▶ _INSTRUCTIONS TO FOLLOW_
Find the word "polyester" in the records below. List each line containing it.

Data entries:
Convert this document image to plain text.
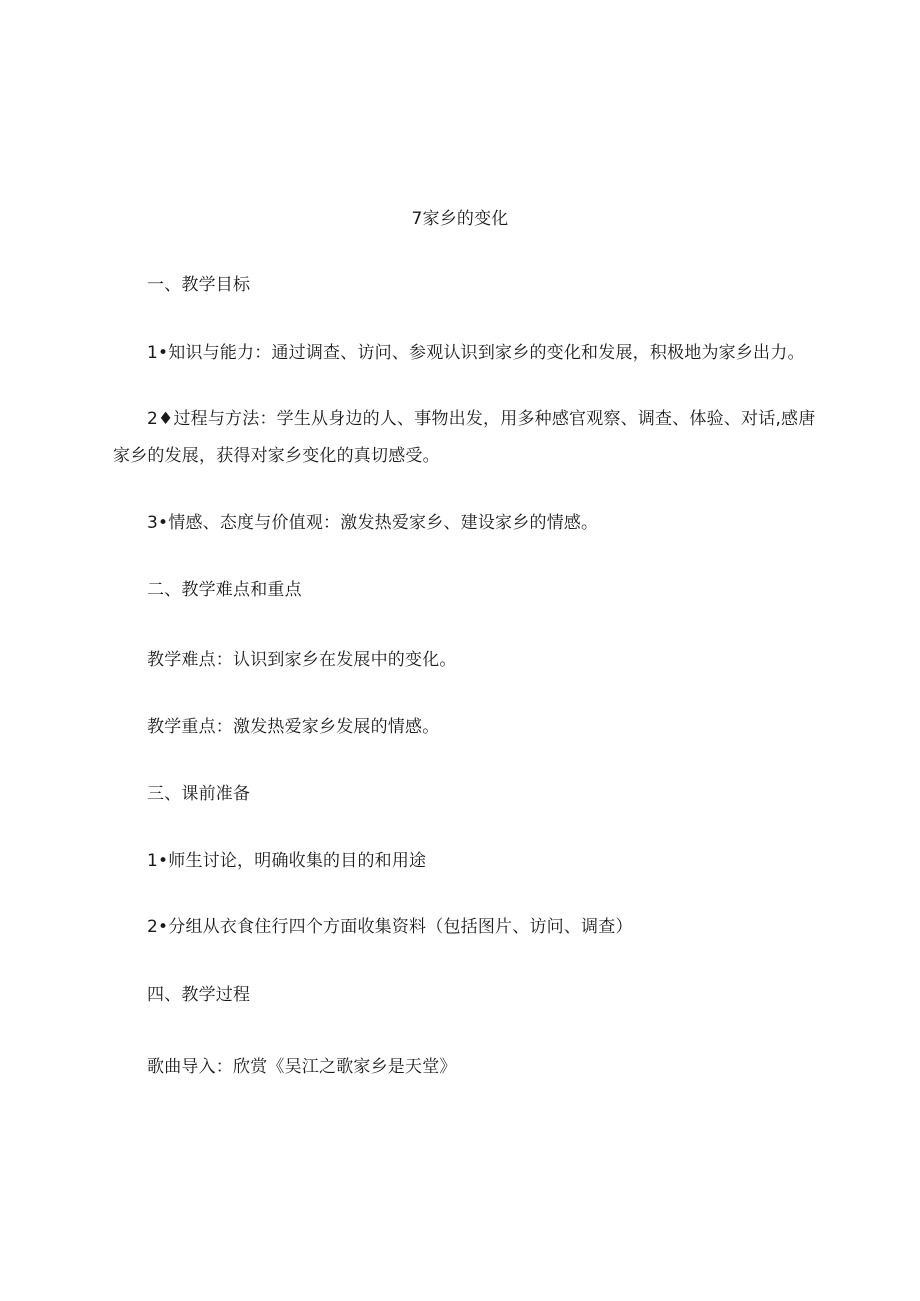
7家乡的变化
一、教学目标
1•知识与能力：通过调查、访问、参观认识到家乡的变化和发展，积极地为家乡出力。
2♦过程与方法：学生从身边的人、事物出发，用多种感官观察、调查、体验、对话,感唐
家乡的发展，获得对家乡变化的真切感受。
3•情感、态度与价值观：激发热爱家乡、建设家乡的情感。
二、教学难点和重点
教学难点：认识到家乡在发展中的变化。
教学重点：激发热爱家乡发展的情感。
三、课前准备
1•师生讨论，明确收集的目的和用途
2•分组从衣食住行四个方面收集资料（包括图片、访问、调查）
四、教学过程
歌曲导入：欣赏《吴江之歌家乡是天堂》
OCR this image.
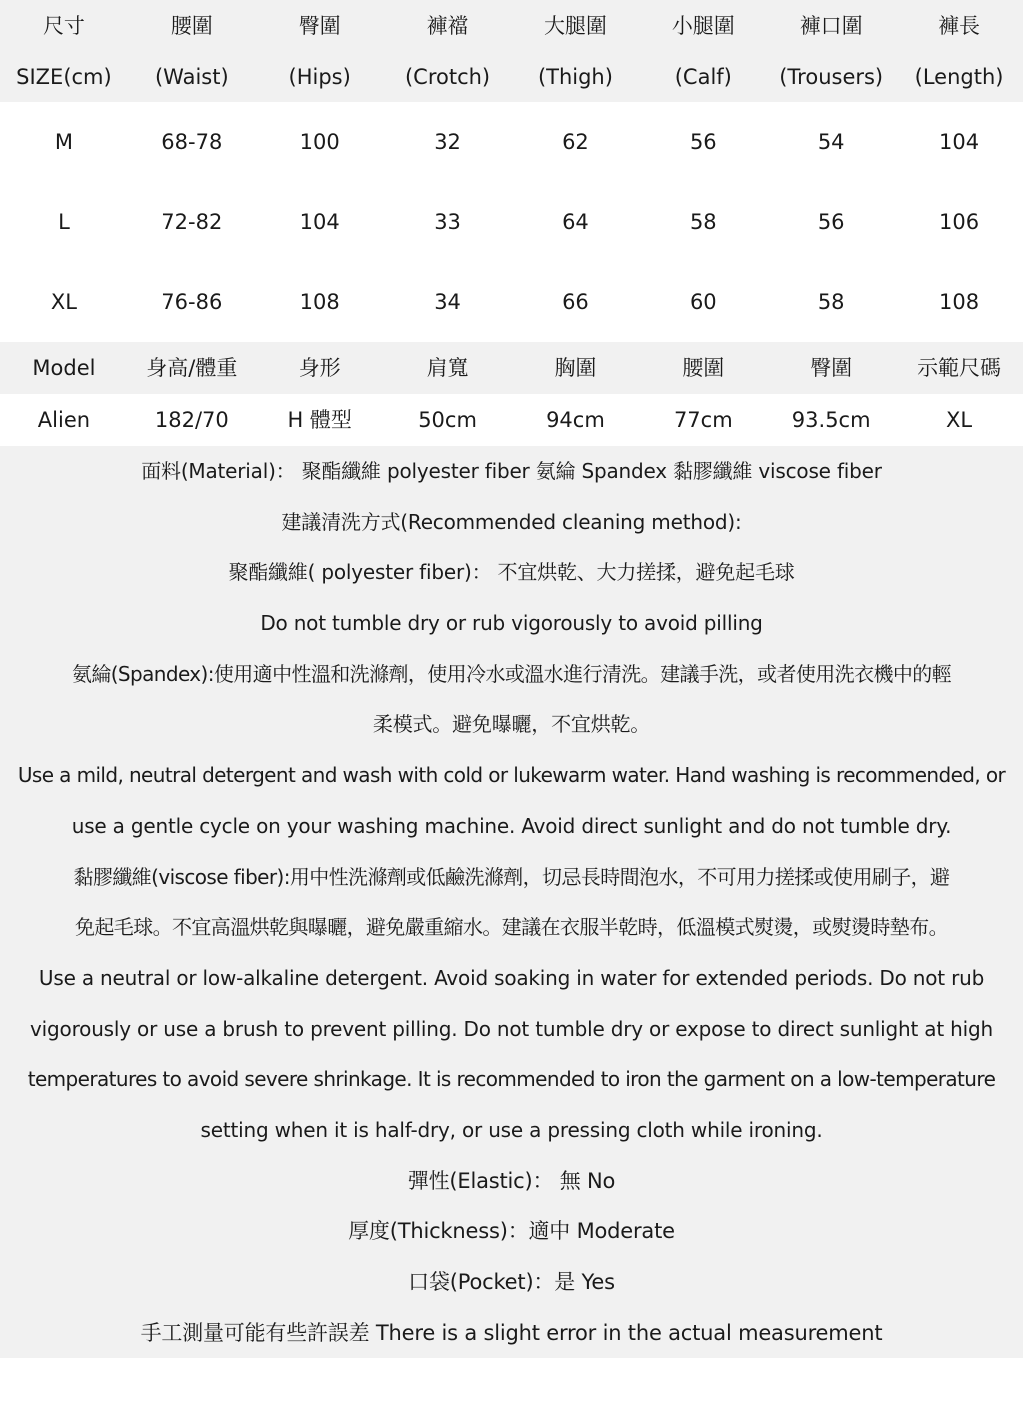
尺寸	腰圍	臀圍	褲襠	大腿圍	小腿圍	褲口圍	褲長
SIZE(cm)	(Waist)	(Hips)	(Crotch)	(Thigh)	(Calf)	(Trousers)	(Length)
M	68-78	100	32	62	56	54	104
L	72-82	104	33	64	58	56	106
XL	76-86	108	34	66	60	58	108
Model	身高/體重	身形	肩寬	胸圍	腰圍	臀圍	示範尺碼
Alien	182/70	H 體型	50cm	94cm	77cm	93.5cm	XL
面料(Material)： 聚酯纖維 polyester fiber 氨綸 Spandex 黏膠纖維 viscose fiber
建議清洗方式(Recommended cleaning method):
聚酯纖維( polyester fiber)： 不宜烘乾、大力搓揉，避免起毛球
Do not tumble dry or rub vigorously to avoid pilling
氨綸(Spandex):使用適中性溫和洗滌劑，使用冷水或溫水進行清洗。建議手洗，或者使用洗衣機中的輕
柔模式。避免曝曬，不宜烘乾。
Use a mild, neutral detergent and wash with cold or lukewarm water. Hand washing is recommended, or
use a gentle cycle on your washing machine. Avoid direct sunlight and do not tumble dry.
黏膠纖維(viscose fiber):用中性洗滌劑或低鹼洗滌劑，切忌長時間泡水，不可用力搓揉或使用刷子，避
免起毛球。不宜高溫烘乾與曝曬，避免嚴重縮水。建議在衣服半乾時，低溫模式熨燙，或熨燙時墊布。
Use a neutral or low-alkaline detergent. Avoid soaking in water for extended periods. Do not rub
vigorously or use a brush to prevent pilling. Do not tumble dry or expose to direct sunlight at high
temperatures to avoid severe shrinkage. It is recommended to iron the garment on a low-temperature
setting when it is half-dry, or use a pressing cloth while ironing.
彈性(Elastic)： 無 No
厚度(Thickness)：適中 Moderate
口袋(Pocket)：是 Yes
手工測量可能有些許誤差 There is a slight error in the actual measurement
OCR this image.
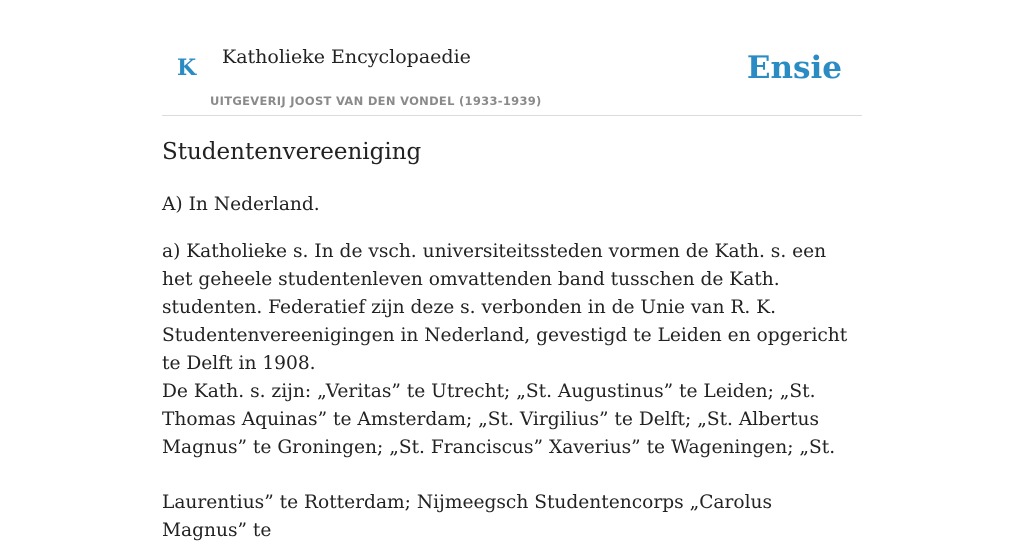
K Katholieke Encyclopaedie
UITGEVERIJ JOOST VAN DEN VONDEL (1933-1939)
Ensie
Studentenvereeniging

A) In Nederland.

a) Katholieke s. In de vsch. universiteitssteden vormen de Kath. s. een het geheele studentenleven omvattenden band tusschen de Kath. studenten. Federatief zijn deze s. verbonden in de Unie van R. K. Studentenvereenigingen in Nederland, gevestigd te Leiden en opgericht te Delft in 1908.

De Kath. s. zijn: „Veritas” te Utrecht; „St. Augustinus” te Leiden; „St. Thomas Aquinas” te Amsterdam; „St. Virgilius” te Delft; „St. Albertus Magnus” te Groningen; „St. Franciscus” Xaverius” te Wageningen; „St.

Laurentius” te Rotterdam; Nijmeegsch Studentencorps „Carolus Magnus” te
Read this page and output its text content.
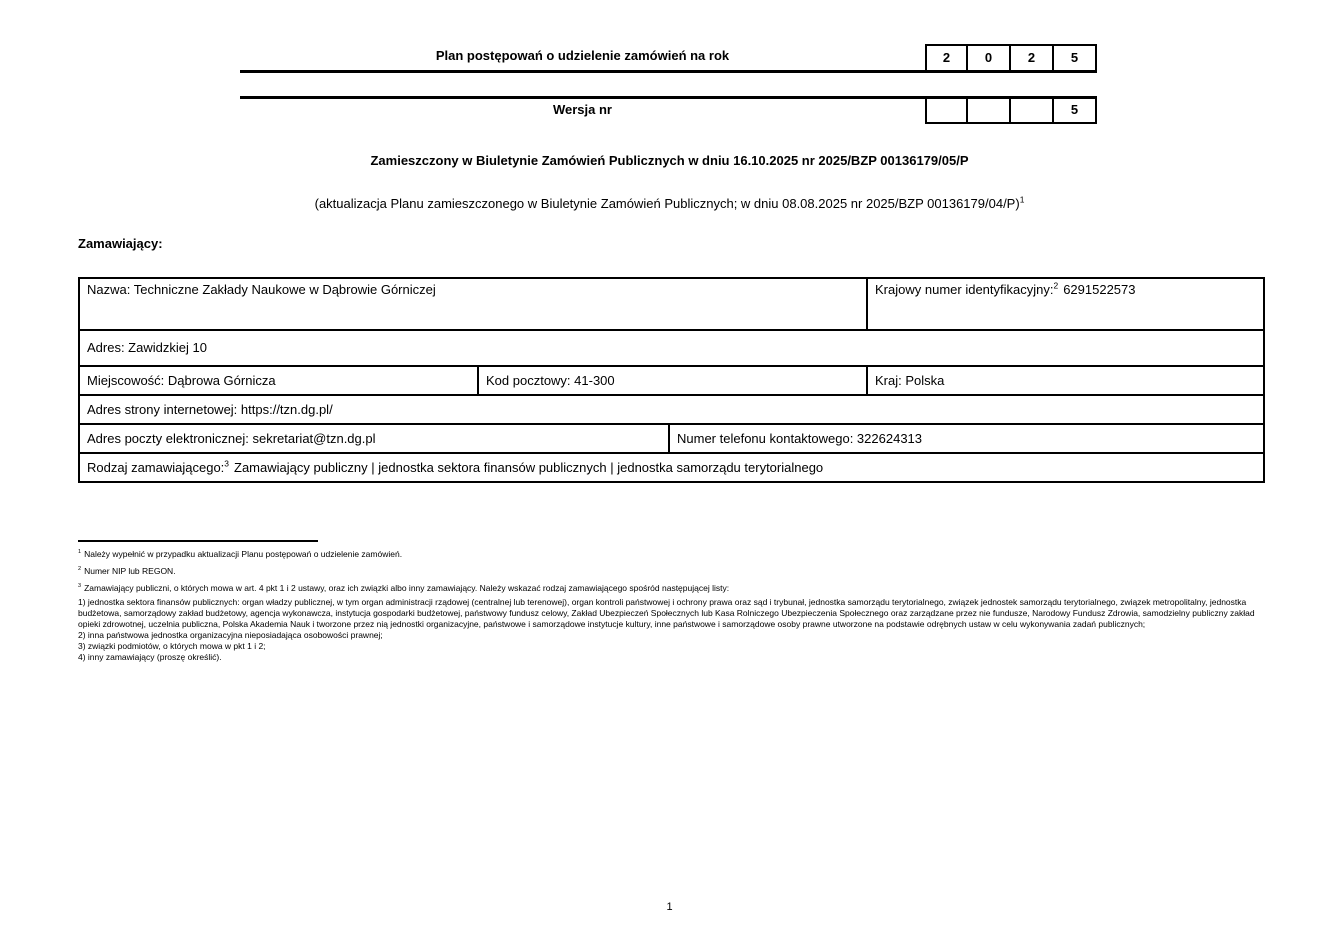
Plan postępowań o udzielenie zamówień na rok	2	0	2	5
Wersja nr	5
Zamieszczony w Biuletynie Zamówień Publicznych w dniu 16.10.2025 nr 2025/BZP 00136179/05/P
(aktualizacja Planu zamieszczonego w Biuletynie Zamówień Publicznych; w dniu 08.08.2025 nr 2025/BZP 00136179/04/P)$^1$
Zamawiający:
Nazwa: Techniczne Zakłady Naukowe w Dąbrowie Górniczej			Krajowy numer identyfikacyjny:$^2$ 6291522573
Adres: Zawidzkiej 10			
Miejscowość: Dąbrowa Górnicza	Kod pocztowy: 41-300		Kraj: Polska
Adres strony internetowej: https://tzn.dg.pl/			
Adres poczty elektronicznej: sekretariat@tzn.dg.pl		Numer telefonu kontaktowego: 322624313	
Rodzaj zamawiającego:$^3$ Zamawiający publiczny | jednostka sektora finansów publicznych | jednostka samorządu terytorialnego			
$^1$ Należy wypełnić w przypadku aktualizacji Planu postępowań o udzielenie zamówień.
$^2$ Numer NIP lub REGON.
$^3$ Zamawiający publiczni, o których mowa w art. 4 pkt 1 i 2 ustawy, oraz ich związki albo inny zamawiający. Należy wskazać rodzaj zamawiającego spośród następującej listy:
1) jednostka sektora finansów publicznych: organ władzy publicznej, w tym organ administracji rządowej (centralnej lub terenowej), organ kontroli państwowej i ochrony prawa oraz sąd i trybunał, jednostka samorządu terytorialnego, związek jednostek samorządu terytorialnego, związek metropolitalny, jednostka budżetowa, samorządowy zakład budżetowy, agencja wykonawcza, instytucja gospodarki budżetowej, państwowy fundusz celowy, Zakład Ubezpieczeń Społecznych lub Kasa Rolniczego Ubezpieczenia Społecznego oraz zarządzane przez nie fundusze, Narodowy Fundusz Zdrowia, samodzielny publiczny zakład opieki zdrowotnej, uczelnia publiczna, Polska Akademia Nauk i tworzone przez nią jednostki organizacyjne, państwowe i samorządowe instytucje kultury, inne państwowe i samorządowe osoby prawne utworzone na podstawie odrębnych ustaw w celu wykonywania zadań publicznych;
2) inna państwowa jednostka organizacyjna nieposiadająca osobowości prawnej;
3) związki podmiotów, o których mowa w pkt 1 i 2;
4) inny zamawiający (proszę określić).
1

▶ _SOLUTION FOR THIS PROBLEM_
面料(Material)： 聚酯纖維 polyester fiber 氨綸 Spandex 黏膠纖維 viscose fiber
聚酯纖維( polyester fiber)： 不宜烘乾、大力搓揉，避免起毛球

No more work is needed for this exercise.